What is expected ::
Say how many lines contain "reflectors", using only the number.

Items from a figure collection ::

* start *

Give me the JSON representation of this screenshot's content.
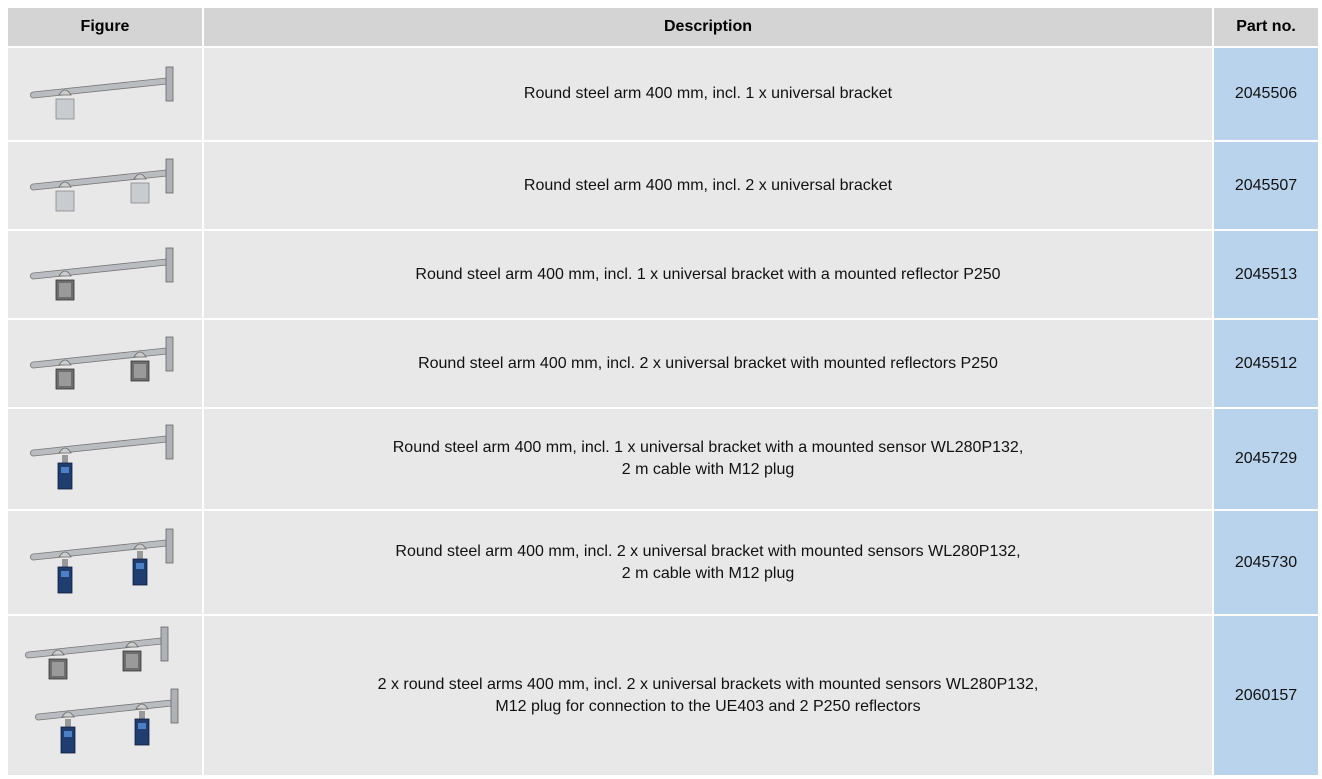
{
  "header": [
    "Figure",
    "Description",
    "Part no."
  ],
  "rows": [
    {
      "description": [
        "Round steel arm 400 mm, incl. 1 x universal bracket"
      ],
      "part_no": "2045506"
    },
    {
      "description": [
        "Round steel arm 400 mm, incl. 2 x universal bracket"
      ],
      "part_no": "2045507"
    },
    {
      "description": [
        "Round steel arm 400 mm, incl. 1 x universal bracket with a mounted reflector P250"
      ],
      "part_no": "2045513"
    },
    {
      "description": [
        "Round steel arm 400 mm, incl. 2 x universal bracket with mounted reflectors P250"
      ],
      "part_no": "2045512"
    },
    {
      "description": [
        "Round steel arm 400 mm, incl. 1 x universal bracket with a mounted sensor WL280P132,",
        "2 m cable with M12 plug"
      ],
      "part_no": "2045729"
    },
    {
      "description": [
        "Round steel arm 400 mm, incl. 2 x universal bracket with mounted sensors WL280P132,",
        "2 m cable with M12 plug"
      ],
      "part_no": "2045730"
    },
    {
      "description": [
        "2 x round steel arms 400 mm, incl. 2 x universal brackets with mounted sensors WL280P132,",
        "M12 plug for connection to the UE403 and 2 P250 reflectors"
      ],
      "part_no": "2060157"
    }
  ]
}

* end *

Solution ::
2